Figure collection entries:
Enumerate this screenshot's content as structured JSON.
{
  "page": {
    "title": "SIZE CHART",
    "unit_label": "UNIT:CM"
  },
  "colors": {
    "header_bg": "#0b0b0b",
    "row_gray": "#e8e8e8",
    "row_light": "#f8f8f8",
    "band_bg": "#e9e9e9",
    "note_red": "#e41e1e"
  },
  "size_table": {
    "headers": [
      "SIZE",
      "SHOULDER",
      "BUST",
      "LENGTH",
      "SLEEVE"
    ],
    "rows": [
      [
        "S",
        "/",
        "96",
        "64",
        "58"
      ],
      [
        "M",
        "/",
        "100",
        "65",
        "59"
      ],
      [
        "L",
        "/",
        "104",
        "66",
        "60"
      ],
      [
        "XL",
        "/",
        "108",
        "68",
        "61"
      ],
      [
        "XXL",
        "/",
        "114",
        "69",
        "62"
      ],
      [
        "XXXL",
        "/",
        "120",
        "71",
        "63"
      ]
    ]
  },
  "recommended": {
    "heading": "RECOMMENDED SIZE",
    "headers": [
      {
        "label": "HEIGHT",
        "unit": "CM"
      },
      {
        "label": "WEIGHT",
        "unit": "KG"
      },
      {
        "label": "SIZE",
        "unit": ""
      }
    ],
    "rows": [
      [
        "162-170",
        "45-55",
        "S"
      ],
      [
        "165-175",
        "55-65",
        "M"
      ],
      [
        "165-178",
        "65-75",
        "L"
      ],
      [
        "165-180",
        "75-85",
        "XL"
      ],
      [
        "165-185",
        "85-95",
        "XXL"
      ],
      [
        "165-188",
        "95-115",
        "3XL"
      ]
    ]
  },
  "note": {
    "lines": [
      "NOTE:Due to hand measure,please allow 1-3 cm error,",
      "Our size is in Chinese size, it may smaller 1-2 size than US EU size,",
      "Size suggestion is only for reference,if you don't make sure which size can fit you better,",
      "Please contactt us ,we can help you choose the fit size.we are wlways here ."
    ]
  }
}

The exercise:
Retype the records that precede this task, keeping them exactly the same.

Answer to this exercise:
Enumerate this screenshot's content as structured JSON.
{
  "page": {
    "title": "SIZE CHART",
    "unit_label": "UNIT:CM"
  },
  "colors": {
    "header_bg": "#0b0b0b",
    "row_gray": "#e8e8e8",
    "row_light": "#f8f8f8",
    "band_bg": "#e9e9e9",
    "note_red": "#e41e1e"
  },
  "size_table": {
    "headers": [
      "SIZE",
      "SHOULDER",
      "BUST",
      "LENGTH",
      "SLEEVE"
    ],
    "rows": [
      [
        "S",
        "/",
        "96",
        "64",
        "58"
      ],
      [
        "M",
        "/",
        "100",
        "65",
        "59"
      ],
      [
        "L",
        "/",
        "104",
        "66",
        "60"
      ],
      [
        "XL",
        "/",
        "108",
        "68",
        "61"
      ],
      [
        "XXL",
        "/",
        "114",
        "69",
        "62"
      ],
      [
        "XXXL",
        "/",
        "120",
        "71",
        "63"
      ]
    ]
  },
  "recommended": {
    "heading": "RECOMMENDED SIZE",
    "headers": [
      {
        "label": "HEIGHT",
        "unit": "CM"
      },
      {
        "label": "WEIGHT",
        "unit": "KG"
      },
      {
        "label": "SIZE",
        "unit": ""
      }
    ],
    "rows": [
      [
        "162-170",
        "45-55",
        "S"
      ],
      [
        "165-175",
        "55-65",
        "M"
      ],
      [
        "165-178",
        "65-75",
        "L"
      ],
      [
        "165-180",
        "75-85",
        "XL"
      ],
      [
        "165-185",
        "85-95",
        "XXL"
      ],
      [
        "165-188",
        "95-115",
        "3XL"
      ]
    ]
  },
  "note": {
    "lines": [
      "NOTE:Due to hand measure,please allow 1-3 cm error,",
      "Our size is in Chinese size, it may smaller 1-2 size than US EU size,",
      "Size suggestion is only for reference,if you don't make sure which size can fit you better,",
      "Please contactt us ,we can help you choose the fit size.we are wlways here ."
    ]
  }
}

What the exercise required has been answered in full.